* _What the task asks_
Report every line in the listing that contains the string "JSON".
____ Excerpted records
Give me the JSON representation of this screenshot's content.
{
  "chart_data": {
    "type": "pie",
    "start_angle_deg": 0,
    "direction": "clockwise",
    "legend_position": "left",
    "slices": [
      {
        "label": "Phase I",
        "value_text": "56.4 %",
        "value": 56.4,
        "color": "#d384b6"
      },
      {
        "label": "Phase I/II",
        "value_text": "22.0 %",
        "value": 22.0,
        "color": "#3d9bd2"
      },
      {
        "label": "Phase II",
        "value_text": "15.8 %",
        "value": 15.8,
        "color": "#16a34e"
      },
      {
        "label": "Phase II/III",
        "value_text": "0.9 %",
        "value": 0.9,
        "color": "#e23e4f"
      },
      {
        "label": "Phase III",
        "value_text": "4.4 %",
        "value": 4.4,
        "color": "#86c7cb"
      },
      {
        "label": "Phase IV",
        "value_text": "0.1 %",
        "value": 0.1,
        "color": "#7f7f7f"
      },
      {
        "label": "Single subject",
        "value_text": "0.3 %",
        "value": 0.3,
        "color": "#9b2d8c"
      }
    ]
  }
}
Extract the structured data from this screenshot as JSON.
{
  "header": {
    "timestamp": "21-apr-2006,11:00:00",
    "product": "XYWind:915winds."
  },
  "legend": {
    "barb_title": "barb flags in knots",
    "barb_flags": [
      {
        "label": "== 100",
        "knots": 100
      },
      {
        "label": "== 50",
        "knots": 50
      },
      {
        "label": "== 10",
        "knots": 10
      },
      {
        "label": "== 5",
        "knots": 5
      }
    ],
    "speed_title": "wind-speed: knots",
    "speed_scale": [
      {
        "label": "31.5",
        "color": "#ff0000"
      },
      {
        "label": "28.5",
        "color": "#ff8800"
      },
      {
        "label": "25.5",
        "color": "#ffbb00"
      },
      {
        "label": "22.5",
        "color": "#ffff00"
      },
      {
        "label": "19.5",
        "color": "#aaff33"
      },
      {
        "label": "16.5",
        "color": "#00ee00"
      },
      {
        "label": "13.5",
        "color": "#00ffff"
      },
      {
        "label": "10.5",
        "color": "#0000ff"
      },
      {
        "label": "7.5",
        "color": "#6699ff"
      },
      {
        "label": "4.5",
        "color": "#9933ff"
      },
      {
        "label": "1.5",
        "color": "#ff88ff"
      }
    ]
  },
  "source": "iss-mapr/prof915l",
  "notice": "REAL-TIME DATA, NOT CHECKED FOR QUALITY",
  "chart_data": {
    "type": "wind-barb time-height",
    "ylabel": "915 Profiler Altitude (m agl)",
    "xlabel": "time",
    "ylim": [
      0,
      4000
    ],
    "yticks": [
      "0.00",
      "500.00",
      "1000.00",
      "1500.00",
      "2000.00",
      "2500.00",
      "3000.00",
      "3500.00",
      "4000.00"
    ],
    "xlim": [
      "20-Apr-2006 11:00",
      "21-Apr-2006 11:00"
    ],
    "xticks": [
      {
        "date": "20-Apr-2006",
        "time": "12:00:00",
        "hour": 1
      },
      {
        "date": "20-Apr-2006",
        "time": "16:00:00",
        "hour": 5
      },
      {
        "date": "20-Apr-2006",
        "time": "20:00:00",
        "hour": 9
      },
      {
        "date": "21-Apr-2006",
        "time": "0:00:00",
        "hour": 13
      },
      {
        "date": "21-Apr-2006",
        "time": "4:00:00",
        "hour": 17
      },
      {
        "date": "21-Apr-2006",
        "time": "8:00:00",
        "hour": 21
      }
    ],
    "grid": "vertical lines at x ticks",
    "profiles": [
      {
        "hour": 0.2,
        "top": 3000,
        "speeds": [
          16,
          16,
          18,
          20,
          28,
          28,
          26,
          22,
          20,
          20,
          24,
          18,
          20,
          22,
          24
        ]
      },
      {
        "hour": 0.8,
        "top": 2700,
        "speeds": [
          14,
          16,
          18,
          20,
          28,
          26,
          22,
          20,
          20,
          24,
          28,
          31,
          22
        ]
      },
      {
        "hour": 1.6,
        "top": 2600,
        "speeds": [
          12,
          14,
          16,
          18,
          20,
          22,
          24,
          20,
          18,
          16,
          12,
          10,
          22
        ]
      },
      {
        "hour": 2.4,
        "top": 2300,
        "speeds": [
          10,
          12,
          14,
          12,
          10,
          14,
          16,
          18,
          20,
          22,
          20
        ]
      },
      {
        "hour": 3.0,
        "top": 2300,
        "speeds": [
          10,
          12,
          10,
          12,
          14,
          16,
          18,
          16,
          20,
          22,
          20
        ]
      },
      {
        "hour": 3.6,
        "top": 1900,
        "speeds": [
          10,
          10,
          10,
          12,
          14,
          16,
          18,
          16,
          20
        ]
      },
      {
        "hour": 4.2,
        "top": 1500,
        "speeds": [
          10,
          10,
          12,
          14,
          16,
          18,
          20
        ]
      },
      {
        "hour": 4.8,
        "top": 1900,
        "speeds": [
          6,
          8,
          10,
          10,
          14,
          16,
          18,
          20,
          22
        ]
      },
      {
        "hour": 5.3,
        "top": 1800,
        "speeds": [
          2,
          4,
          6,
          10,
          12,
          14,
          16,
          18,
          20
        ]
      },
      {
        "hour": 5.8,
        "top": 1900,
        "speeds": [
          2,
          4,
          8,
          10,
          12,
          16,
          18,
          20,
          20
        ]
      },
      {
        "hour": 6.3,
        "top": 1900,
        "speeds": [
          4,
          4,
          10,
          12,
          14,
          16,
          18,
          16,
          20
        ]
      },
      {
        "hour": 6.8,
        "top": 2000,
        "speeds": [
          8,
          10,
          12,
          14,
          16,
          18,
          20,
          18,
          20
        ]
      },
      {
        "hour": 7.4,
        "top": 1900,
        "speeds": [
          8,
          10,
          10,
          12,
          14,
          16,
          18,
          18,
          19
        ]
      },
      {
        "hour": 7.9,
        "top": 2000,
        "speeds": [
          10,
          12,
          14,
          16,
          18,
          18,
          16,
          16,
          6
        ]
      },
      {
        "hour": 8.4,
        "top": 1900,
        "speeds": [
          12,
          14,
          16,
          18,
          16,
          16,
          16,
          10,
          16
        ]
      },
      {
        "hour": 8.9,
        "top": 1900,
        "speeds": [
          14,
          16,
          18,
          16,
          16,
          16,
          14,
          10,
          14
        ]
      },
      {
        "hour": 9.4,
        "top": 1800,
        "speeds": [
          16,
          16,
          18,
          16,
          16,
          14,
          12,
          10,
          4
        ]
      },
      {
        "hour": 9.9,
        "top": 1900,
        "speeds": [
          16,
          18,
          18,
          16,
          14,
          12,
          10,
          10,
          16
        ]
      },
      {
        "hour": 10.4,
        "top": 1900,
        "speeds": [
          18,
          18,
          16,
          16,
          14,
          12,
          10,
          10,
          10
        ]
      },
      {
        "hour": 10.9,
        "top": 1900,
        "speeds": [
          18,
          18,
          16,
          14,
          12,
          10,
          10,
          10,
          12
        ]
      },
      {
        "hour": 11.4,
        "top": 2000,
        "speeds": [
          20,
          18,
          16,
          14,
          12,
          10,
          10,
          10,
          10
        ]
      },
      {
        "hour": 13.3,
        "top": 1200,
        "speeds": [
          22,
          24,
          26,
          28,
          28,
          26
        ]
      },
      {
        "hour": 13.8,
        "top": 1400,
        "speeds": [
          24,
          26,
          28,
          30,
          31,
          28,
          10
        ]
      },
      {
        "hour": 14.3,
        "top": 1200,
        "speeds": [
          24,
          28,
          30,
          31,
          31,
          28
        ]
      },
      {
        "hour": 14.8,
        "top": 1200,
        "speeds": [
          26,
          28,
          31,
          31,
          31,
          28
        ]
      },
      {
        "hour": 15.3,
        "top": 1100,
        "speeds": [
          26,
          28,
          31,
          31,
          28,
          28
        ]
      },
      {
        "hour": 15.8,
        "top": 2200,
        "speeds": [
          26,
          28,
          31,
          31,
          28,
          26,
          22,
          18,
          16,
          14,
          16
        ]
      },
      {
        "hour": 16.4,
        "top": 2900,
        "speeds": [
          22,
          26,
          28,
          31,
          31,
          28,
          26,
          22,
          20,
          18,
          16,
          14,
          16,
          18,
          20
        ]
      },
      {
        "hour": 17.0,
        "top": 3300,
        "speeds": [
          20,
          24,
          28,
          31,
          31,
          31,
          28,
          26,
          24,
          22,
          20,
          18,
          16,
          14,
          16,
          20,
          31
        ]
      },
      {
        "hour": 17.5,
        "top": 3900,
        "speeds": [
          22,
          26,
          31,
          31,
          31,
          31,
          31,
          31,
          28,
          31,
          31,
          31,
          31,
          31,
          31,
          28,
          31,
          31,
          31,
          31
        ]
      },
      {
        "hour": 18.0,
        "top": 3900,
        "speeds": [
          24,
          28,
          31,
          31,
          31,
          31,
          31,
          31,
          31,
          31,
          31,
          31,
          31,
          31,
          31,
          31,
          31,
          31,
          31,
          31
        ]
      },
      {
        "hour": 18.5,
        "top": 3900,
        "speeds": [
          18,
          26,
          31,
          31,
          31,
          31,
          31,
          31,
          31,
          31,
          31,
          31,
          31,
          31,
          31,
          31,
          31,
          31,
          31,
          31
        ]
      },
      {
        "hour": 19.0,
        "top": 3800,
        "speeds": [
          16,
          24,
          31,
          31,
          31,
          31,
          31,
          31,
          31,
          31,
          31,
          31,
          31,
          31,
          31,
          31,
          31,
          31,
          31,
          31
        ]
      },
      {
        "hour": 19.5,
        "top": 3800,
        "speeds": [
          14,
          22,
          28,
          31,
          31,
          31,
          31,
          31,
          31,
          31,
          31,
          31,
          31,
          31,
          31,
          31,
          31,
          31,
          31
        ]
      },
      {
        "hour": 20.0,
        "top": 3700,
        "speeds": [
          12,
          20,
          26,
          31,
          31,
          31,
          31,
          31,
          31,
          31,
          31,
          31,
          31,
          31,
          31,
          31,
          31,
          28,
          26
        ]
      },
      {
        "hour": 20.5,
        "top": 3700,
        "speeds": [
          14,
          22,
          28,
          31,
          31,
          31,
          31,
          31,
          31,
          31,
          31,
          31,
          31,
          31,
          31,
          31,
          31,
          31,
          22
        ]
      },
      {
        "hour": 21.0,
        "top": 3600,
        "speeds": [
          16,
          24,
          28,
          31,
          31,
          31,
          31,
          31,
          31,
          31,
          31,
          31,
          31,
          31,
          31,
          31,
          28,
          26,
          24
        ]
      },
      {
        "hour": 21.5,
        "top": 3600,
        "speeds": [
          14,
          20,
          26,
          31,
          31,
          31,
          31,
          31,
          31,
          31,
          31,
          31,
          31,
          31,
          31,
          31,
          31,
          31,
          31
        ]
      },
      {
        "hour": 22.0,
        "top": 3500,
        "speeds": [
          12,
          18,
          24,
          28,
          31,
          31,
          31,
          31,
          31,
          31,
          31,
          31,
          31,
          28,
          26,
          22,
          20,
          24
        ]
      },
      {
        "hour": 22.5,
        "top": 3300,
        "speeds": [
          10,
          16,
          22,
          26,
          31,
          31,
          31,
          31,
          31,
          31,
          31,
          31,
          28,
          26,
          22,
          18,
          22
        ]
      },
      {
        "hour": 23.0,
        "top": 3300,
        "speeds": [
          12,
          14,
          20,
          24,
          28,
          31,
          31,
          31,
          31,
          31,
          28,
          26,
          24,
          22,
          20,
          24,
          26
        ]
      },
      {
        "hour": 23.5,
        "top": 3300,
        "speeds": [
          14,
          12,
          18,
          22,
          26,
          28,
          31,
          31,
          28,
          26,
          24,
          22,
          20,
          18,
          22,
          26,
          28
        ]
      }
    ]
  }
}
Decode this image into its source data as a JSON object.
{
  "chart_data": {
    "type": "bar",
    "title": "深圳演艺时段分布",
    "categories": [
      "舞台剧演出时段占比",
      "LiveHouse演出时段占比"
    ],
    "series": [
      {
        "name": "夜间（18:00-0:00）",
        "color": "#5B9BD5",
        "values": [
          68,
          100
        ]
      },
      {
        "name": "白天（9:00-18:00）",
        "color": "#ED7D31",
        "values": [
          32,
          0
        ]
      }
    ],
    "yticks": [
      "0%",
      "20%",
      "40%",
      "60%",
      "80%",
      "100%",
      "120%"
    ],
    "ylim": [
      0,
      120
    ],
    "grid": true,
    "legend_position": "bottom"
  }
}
________
* _Response_
Give me the JSON representation of this screenshot's content.
Extract the structured data from this screenshot as JSON.
Decode this image into its source data as a JSON object.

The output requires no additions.